┏━━

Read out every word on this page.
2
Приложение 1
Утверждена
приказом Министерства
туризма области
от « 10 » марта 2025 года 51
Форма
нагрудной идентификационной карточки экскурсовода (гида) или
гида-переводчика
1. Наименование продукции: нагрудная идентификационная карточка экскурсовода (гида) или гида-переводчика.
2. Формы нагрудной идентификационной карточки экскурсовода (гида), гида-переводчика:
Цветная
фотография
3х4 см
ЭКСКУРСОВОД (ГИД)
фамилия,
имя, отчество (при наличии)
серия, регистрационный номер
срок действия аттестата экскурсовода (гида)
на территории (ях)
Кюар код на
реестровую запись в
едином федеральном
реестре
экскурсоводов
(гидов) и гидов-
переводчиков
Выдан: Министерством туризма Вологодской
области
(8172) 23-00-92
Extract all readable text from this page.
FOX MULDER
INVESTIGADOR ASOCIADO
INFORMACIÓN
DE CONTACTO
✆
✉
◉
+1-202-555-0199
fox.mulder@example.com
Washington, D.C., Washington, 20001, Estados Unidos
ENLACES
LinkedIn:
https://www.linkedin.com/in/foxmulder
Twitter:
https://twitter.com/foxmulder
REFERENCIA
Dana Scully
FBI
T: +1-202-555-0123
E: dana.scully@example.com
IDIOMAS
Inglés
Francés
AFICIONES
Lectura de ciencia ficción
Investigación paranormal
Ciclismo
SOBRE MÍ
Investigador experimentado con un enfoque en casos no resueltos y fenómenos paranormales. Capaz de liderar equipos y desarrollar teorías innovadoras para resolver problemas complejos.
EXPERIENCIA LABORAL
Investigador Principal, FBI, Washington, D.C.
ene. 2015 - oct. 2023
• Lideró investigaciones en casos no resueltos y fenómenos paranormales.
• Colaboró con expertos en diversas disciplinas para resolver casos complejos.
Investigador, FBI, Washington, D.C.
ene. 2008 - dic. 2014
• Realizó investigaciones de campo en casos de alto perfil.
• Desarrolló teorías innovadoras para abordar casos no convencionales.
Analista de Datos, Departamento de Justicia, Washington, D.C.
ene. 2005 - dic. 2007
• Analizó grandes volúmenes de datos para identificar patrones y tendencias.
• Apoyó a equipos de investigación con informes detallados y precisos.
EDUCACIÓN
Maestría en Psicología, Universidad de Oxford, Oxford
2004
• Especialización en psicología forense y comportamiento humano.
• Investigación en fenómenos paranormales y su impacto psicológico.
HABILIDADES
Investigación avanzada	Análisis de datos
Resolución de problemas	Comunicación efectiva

┗━━
┏━━

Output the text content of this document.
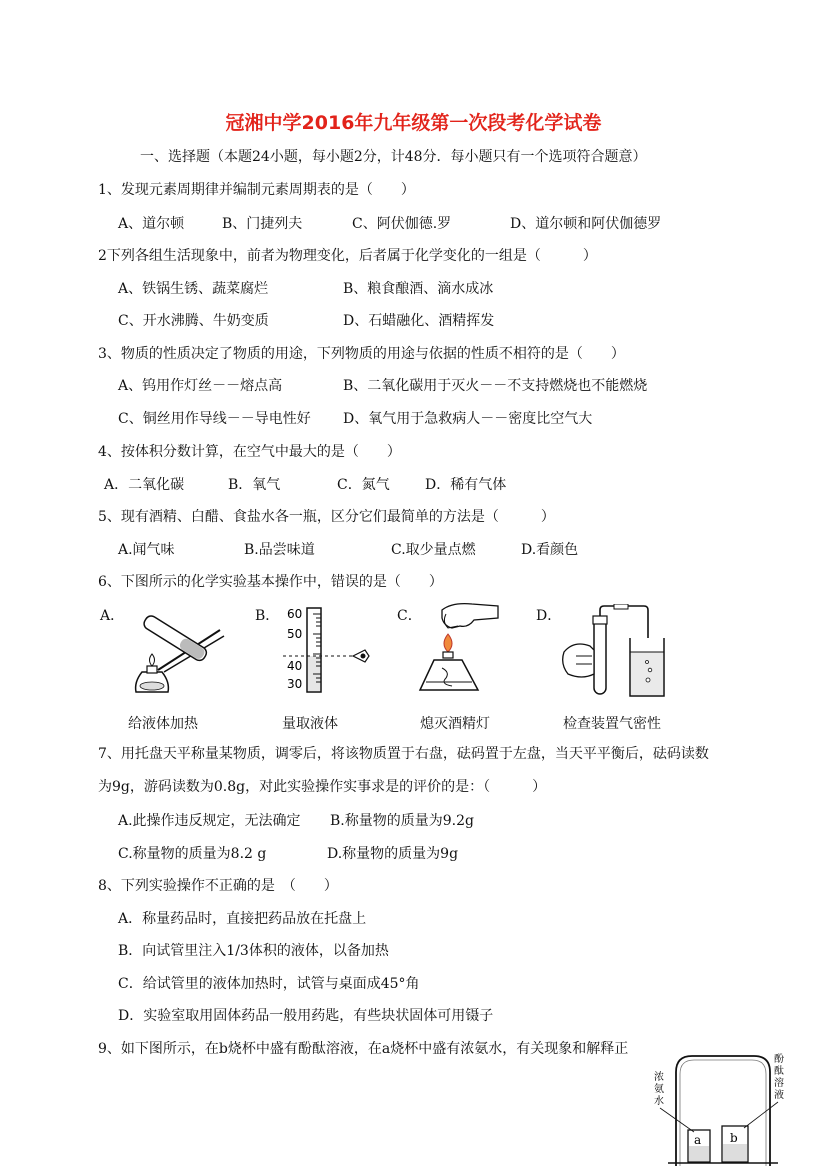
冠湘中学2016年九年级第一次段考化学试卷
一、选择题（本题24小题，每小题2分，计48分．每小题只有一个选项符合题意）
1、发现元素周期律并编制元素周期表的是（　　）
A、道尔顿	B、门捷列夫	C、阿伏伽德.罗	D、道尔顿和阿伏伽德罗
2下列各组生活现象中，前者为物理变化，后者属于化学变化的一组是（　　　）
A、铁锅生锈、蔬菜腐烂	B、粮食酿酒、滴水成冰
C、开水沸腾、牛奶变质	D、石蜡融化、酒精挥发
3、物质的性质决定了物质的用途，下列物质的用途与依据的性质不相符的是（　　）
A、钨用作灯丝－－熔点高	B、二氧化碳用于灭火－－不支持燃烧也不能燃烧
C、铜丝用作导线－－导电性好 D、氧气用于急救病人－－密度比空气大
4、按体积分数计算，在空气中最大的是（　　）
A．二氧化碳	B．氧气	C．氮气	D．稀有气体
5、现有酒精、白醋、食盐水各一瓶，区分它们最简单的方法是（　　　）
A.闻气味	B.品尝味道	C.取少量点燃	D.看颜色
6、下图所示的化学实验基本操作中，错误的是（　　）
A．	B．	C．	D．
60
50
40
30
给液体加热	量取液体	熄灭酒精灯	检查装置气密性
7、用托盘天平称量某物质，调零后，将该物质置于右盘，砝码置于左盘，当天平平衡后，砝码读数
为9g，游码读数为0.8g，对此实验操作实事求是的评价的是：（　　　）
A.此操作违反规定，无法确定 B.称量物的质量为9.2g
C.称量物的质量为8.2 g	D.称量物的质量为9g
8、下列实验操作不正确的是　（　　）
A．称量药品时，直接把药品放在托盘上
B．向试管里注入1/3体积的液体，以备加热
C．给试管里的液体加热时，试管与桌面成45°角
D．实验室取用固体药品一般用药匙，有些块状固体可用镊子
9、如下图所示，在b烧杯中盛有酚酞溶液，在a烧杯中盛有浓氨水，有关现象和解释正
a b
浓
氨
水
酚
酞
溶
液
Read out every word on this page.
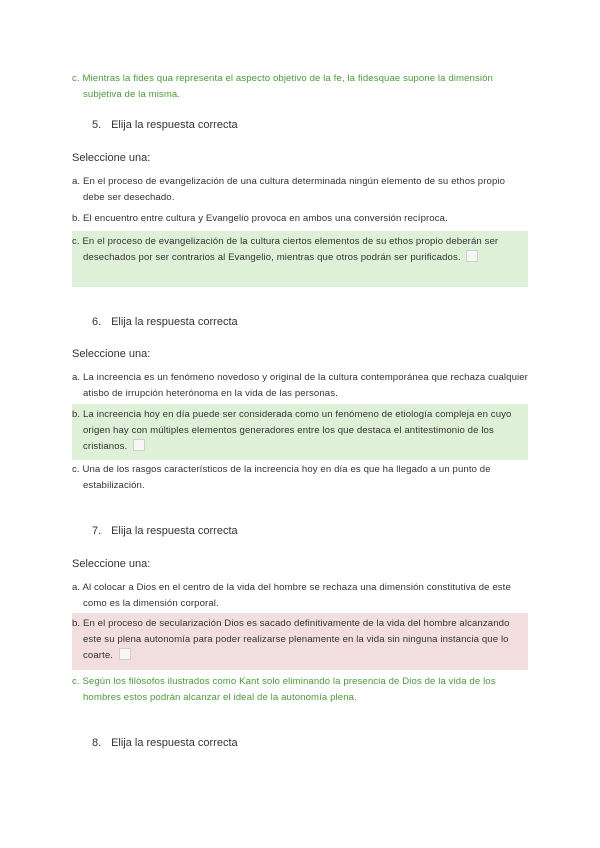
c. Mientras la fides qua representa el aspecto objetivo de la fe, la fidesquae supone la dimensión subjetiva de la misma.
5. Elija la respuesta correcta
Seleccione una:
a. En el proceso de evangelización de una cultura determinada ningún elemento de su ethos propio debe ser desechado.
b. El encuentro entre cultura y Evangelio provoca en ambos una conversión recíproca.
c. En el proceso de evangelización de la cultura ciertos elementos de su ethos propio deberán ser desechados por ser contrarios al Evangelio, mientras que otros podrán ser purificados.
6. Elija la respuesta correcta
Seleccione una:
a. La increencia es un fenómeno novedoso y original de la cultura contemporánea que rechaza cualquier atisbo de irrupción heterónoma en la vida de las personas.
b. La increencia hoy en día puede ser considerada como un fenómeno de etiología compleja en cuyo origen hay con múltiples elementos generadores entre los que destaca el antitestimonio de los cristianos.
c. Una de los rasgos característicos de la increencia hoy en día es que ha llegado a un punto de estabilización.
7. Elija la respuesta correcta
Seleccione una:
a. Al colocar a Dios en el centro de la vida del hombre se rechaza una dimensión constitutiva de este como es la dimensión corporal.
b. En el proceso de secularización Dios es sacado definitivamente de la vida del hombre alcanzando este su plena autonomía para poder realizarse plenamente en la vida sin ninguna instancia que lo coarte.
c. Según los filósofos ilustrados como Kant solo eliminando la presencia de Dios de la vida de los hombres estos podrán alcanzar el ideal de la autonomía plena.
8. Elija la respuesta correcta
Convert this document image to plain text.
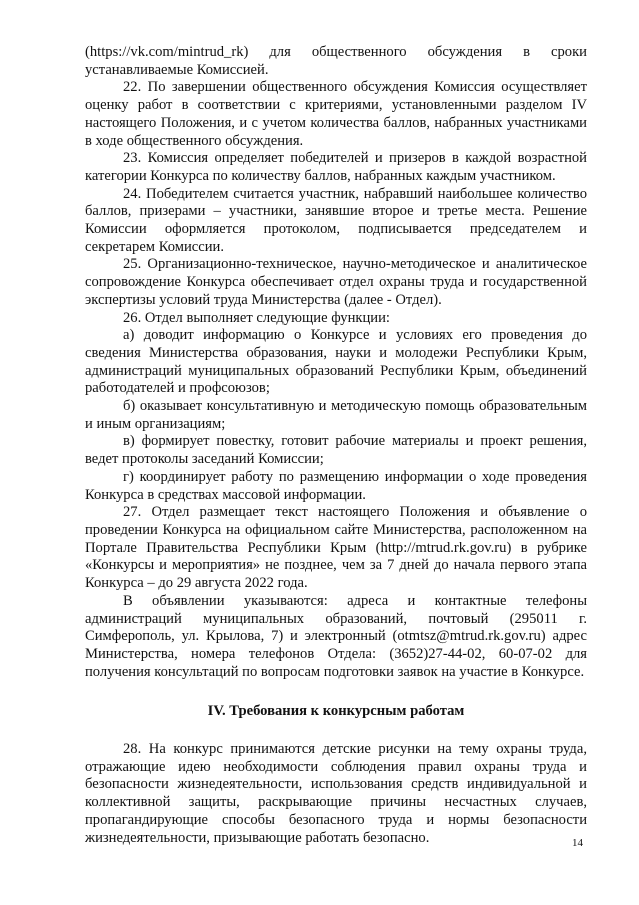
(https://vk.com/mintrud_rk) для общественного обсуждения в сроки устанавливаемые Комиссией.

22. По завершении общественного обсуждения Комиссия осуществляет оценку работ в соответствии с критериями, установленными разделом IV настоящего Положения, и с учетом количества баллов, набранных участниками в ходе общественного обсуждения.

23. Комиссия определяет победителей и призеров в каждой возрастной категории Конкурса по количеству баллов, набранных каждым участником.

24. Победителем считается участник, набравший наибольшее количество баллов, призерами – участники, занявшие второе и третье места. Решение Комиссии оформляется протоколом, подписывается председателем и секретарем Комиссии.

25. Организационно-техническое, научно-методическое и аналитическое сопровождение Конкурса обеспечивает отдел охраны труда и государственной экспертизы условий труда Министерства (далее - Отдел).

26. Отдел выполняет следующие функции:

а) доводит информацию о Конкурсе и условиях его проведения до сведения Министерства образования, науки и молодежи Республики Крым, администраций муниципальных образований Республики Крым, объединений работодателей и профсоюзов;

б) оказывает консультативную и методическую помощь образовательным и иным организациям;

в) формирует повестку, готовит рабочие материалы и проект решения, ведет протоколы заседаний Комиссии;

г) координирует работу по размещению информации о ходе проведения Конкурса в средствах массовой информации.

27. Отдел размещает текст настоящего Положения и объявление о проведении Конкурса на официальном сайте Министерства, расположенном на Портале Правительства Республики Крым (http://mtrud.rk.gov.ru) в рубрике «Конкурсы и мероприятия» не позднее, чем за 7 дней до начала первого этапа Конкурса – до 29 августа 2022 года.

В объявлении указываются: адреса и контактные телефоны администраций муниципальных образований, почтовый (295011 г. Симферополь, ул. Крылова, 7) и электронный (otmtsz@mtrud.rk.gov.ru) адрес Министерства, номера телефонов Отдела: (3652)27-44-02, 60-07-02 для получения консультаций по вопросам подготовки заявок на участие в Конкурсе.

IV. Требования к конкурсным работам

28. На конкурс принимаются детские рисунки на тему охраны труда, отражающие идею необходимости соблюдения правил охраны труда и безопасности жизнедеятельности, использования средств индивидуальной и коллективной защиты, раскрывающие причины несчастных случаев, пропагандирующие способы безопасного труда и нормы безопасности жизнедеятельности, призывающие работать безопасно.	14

┗━━

(Written request)
Check each line of the records above for the word "foxmulder", then give the number of lines that have it, with no other words.

(Full response)
2